= RECORDS FOR THE EXERCISE =
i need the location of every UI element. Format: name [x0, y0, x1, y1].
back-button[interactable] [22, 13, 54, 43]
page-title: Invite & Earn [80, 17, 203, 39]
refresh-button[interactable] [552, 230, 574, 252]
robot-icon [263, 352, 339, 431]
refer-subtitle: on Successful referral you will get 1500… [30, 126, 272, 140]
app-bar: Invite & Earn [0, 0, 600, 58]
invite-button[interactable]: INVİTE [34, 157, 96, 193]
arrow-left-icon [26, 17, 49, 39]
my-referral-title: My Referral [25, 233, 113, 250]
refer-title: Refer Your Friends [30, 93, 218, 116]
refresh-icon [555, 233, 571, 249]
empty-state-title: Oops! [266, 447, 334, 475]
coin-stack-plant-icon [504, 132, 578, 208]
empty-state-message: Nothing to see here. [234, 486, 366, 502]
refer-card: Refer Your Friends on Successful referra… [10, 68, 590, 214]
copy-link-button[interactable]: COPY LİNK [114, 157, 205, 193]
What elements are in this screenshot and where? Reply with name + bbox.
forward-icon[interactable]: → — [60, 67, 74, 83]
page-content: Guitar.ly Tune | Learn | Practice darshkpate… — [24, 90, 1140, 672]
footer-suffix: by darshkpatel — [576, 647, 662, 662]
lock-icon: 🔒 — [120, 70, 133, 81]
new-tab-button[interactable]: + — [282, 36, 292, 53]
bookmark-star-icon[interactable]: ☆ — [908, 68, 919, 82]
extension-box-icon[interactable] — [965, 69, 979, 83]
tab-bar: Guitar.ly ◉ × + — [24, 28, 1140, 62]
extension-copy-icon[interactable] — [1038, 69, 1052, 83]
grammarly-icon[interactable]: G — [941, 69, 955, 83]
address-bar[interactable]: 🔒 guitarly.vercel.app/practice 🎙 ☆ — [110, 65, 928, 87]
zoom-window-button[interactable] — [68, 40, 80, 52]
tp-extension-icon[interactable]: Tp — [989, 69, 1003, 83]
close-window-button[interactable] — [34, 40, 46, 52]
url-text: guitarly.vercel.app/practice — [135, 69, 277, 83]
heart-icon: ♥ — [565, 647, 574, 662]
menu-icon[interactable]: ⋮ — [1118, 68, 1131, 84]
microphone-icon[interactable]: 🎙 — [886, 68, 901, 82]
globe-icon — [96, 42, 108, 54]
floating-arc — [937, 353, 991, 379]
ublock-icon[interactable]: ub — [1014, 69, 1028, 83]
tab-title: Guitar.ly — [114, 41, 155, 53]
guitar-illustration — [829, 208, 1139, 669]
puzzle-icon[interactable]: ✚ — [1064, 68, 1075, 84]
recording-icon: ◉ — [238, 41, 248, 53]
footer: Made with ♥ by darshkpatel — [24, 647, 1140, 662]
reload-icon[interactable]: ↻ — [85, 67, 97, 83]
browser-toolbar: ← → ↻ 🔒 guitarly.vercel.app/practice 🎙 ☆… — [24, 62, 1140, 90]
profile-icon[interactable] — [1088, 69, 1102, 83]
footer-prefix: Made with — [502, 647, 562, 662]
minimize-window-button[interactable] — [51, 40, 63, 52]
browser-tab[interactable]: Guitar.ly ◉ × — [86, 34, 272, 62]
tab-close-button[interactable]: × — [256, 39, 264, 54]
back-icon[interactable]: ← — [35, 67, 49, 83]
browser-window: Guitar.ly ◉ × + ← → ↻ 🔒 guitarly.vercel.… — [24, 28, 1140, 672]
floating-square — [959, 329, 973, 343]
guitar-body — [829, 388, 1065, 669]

= TASK GOAL =
Copy out the part of the data that runs from the start through the line containing "empty-state-title: Oops! [266, 447, 334, 475]", keeping both ends and changing nothing.

= RESULT OF THE TASK =
i need the location of every UI element. Format: name [x0, y0, x1, y1].
back-button[interactable] [22, 13, 54, 43]
page-title: Invite & Earn [80, 17, 203, 39]
refresh-button[interactable] [552, 230, 574, 252]
robot-icon [263, 352, 339, 431]
refer-subtitle: on Successful referral you will get 1500… [30, 126, 272, 140]
app-bar: Invite & Earn [0, 0, 600, 58]
invite-button[interactable]: INVİTE [34, 157, 96, 193]
arrow-left-icon [26, 17, 49, 39]
my-referral-title: My Referral [25, 233, 113, 250]
refer-title: Refer Your Friends [30, 93, 218, 116]
refresh-icon [555, 233, 571, 249]
empty-state-title: Oops! [266, 447, 334, 475]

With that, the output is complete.